Your task
Every entry below should be printed exactly, without its images.

────────────────

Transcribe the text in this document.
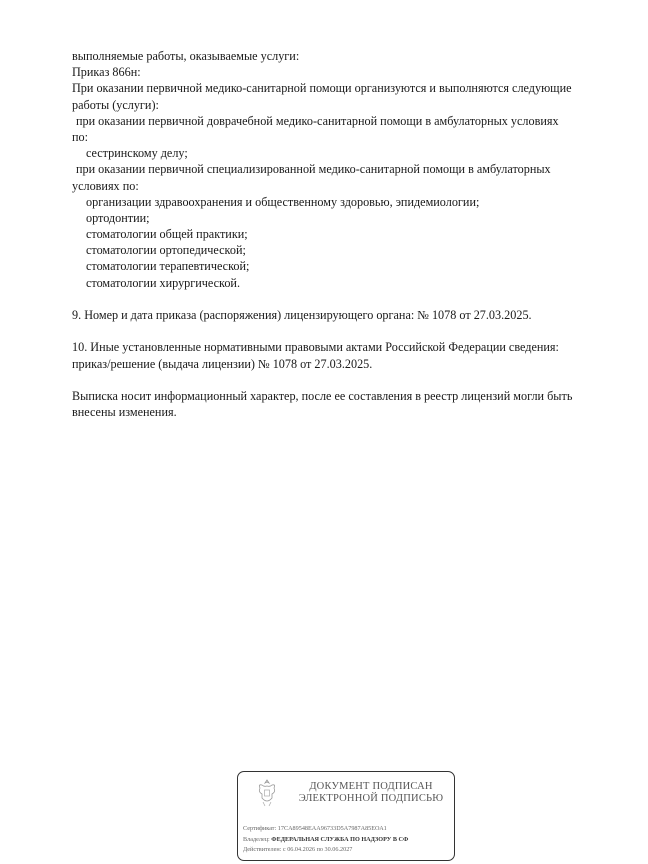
выполняемые работы, оказываемые услуги:
Приказ 866н:
При оказании первичной медико-санитарной помощи организуются и выполняются следующие
работы (услуги):
при оказании первичной доврачебной медико-санитарной помощи в амбулаторных условиях
по:
сестринскому делу;
при оказании первичной специализированной медико-санитарной помощи в амбулаторных
условиях по:
организации здравоохранения и общественному здоровью, эпидемиологии;
ортодонтии;
стоматологии общей практики;
стоматологии ортопедической;
стоматологии терапевтической;
стоматологии хирургической.
9. Номер и дата приказа (распоряжения) лицензирующего органа: № 1078 от 27.03.2025.
10. Иные установленные нормативными правовыми актами Российской Федерации сведения:
приказ/решение (выдача лицензии) № 1078 от 27.03.2025.
Выписка носит информационный характер, после ее составления в реестр лицензий могли быть
внесены изменения.
ДОКУМЕНТ ПОДПИСАН
ЭЛЕКТРОННОЙ ПОДПИСЬЮ
Сертификат: 17CA89548ЕАА96733D5А7987А85ЕОА1
Владелец: ФЕДЕРАЛЬНАЯ СЛУЖБА ПО НАДЗОРУ В СФ
Действителен: с 06.04.2026 по 30.06.2027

────────────────

Solution to the problem
Transcribe the text in this document.
выполняемые работы, оказываемые услуги:
Приказ 866н:
При оказании первичной медико-санитарной помощи организуются и выполняются следующие
работы (услуги):
при оказании первичной доврачебной медико-санитарной помощи в амбулаторных условиях
по:
сестринскому делу;
при оказании первичной специализированной медико-санитарной помощи в амбулаторных
условиях по:
организации здравоохранения и общественному здоровью, эпидемиологии;
ортодонтии;
стоматологии общей практики;
стоматологии ортопедической;
стоматологии терапевтической;
стоматологии хирургической.
9. Номер и дата приказа (распоряжения) лицензирующего органа: № 1078 от 27.03.2025.
10. Иные установленные нормативными правовыми актами Российской Федерации сведения:
приказ/решение (выдача лицензии) № 1078 от 27.03.2025.
Выписка носит информационный характер, после ее составления в реестр лицензий могли быть
внесены изменения.
ДОКУМЕНТ ПОДПИСАН
ЭЛЕКТРОННОЙ ПОДПИСЬЮ
Сертификат: 17CA89548ЕАА96733D5А7987А85ЕОА1
Владелец: ФЕДЕРАЛЬНАЯ СЛУЖБА ПО НАДЗОРУ В СФ
Действителен: с 06.04.2026 по 30.06.2027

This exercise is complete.